#### EXCERPT PROVIDED ####

First the second question (the easy one):

Return exits from the current function. So, after the return, no further instruction in your function is executed. You should remove the return and put the rest of the code (that should not be executed if the input is not valid) in the else block of that if.

First question:

  • Why do you check that the index of each position in the array (as in board[7] = '8'). You already know the position, what you need to mark in each cell is the player who uses it; for example set values of 'X' (player 1), 'O' (player 2), ' ' (empty).

#### DATASET ROWS ####

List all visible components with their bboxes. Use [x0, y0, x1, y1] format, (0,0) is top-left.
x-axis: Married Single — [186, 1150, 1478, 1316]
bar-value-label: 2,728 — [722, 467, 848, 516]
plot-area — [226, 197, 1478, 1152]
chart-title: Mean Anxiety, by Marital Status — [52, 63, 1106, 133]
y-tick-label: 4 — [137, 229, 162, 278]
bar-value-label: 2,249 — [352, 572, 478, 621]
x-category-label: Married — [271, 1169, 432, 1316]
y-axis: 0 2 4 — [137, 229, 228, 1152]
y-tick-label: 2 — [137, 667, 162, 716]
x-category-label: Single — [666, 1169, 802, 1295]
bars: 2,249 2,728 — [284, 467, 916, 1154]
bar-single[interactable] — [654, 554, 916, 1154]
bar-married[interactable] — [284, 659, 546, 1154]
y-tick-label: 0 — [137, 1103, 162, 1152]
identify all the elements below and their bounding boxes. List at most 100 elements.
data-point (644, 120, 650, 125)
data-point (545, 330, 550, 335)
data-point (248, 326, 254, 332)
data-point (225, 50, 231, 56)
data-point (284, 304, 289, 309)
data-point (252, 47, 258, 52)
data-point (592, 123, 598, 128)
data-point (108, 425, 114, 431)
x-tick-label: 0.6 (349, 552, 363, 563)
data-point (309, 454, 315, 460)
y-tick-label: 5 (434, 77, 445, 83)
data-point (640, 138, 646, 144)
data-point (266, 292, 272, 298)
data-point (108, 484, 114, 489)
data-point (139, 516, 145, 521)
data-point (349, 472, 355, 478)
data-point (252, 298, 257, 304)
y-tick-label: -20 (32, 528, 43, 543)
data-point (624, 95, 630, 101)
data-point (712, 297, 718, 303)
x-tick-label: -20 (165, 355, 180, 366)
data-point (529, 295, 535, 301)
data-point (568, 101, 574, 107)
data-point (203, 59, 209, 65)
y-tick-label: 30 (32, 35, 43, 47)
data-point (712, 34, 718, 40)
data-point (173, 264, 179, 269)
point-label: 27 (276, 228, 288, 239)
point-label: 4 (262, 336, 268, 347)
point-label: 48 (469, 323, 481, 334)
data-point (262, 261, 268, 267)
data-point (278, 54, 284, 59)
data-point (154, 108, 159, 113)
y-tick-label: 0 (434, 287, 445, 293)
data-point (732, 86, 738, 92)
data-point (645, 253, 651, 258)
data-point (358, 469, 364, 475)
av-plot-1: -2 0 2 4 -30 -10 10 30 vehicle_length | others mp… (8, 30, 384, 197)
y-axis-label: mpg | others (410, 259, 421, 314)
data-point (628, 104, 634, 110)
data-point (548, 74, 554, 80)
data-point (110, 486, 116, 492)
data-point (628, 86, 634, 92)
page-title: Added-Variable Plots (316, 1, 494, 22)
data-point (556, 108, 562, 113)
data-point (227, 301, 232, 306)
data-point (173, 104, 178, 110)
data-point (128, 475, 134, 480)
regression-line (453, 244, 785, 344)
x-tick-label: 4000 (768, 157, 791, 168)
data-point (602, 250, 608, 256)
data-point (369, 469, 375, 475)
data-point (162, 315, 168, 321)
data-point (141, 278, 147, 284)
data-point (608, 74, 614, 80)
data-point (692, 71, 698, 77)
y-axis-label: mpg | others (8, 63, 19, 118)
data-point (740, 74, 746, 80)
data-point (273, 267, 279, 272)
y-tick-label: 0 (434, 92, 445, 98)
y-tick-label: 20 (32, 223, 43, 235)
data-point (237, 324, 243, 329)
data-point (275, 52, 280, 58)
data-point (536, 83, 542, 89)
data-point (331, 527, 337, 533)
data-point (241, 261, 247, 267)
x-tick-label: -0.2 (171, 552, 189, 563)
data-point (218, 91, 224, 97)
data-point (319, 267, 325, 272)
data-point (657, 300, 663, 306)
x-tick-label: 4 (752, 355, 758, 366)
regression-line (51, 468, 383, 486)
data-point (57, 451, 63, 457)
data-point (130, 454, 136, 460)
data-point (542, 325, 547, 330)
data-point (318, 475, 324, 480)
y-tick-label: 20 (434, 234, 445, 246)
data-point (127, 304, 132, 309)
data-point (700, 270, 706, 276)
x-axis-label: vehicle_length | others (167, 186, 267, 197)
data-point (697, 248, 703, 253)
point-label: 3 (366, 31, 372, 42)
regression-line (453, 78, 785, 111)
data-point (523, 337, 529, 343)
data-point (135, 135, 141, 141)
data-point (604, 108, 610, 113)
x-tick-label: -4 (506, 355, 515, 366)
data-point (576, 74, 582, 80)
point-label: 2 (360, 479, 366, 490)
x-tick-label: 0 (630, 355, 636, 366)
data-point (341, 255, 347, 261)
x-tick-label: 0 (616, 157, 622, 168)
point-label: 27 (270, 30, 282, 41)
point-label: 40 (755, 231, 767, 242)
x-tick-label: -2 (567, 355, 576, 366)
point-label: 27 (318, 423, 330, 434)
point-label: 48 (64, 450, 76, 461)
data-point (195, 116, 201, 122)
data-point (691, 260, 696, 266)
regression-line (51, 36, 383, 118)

####

__PROBLEMS TO SOLVE__
A. Write out the passage of the forum reply starting at "First the second" and ending at "2), ' ' (empty).".
B. According to the forum reply, what happens to the instructions in a function that come after a return?

__RESPONSE LIST__
A.
First the second question (the easy one):

Return exits from the current function. So, after the return, no further instruction in your function is executed. You should remove the return and put the rest of the code (that should not be executed if the input is not valid) in the else block of that if.

First question:

  • Why do you check that the index of each position in the array (as in board[7] = '8'). You already know the position, what you need to mark in each cell is the player who uses it; for example set values of 'X' (player 1), 'O' (player 2), ' ' (empty).

B. None of them are executed, because return exits from the current function.